--- Record list ---
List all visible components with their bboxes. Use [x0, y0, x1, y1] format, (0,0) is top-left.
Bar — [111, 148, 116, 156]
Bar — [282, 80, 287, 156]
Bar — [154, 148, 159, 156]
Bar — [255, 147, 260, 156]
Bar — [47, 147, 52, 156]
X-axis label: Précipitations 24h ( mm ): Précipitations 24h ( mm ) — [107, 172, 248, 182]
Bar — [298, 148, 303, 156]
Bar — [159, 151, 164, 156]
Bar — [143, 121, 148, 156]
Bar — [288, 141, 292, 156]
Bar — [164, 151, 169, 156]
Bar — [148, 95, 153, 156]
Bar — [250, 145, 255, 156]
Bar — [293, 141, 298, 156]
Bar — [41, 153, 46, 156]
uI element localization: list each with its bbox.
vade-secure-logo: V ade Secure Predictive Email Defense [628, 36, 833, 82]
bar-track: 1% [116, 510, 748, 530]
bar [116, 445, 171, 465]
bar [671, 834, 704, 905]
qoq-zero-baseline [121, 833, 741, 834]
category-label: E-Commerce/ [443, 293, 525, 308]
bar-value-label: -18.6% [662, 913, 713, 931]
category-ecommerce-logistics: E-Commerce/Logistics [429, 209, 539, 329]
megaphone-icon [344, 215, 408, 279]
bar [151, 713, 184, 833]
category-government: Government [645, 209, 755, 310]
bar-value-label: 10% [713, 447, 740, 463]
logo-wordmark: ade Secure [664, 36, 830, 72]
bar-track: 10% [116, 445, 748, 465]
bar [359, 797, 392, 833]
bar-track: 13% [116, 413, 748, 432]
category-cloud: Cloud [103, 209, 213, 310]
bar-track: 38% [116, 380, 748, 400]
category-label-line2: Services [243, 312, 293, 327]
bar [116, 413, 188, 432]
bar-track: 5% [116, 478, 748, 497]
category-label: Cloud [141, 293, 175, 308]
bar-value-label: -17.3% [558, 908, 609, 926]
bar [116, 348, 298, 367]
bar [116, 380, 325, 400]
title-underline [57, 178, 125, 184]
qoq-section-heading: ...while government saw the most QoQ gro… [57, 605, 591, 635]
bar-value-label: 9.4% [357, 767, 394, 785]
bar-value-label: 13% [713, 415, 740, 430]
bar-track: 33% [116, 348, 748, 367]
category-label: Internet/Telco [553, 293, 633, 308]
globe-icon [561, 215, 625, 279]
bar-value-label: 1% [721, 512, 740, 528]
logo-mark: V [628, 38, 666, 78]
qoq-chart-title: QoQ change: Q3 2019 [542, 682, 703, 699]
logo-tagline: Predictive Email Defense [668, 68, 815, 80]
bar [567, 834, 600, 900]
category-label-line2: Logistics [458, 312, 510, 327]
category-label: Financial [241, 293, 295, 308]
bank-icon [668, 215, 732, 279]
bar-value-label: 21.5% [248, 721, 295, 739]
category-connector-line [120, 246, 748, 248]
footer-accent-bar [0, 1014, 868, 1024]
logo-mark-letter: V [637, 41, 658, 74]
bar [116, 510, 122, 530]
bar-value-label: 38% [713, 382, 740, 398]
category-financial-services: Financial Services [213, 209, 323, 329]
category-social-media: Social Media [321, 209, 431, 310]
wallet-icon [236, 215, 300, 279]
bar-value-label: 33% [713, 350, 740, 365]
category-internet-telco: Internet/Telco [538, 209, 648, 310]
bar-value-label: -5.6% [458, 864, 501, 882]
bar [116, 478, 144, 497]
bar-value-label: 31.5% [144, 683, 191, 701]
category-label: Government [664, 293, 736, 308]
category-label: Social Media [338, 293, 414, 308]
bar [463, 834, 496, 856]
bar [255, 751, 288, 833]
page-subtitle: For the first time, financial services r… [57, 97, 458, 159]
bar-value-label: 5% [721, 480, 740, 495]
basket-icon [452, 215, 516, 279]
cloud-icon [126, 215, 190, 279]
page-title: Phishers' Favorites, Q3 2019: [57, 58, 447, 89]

--- Task brief ---
Copy out the records above, starting at the very beginning and going through the line that contains "Bar — [288, 141, 292, 156]". Reproduce each line unchanged.

--- Response to this task ---
List all visible components with their bboxes. Use [x0, y0, x1, y1] format, (0,0) is top-left.
Bar — [111, 148, 116, 156]
Bar — [282, 80, 287, 156]
Bar — [154, 148, 159, 156]
Bar — [255, 147, 260, 156]
Bar — [47, 147, 52, 156]
X-axis label: Précipitations 24h ( mm ): Précipitations 24h ( mm ) — [107, 172, 248, 182]
Bar — [298, 148, 303, 156]
Bar — [159, 151, 164, 156]
Bar — [143, 121, 148, 156]
Bar — [288, 141, 292, 156]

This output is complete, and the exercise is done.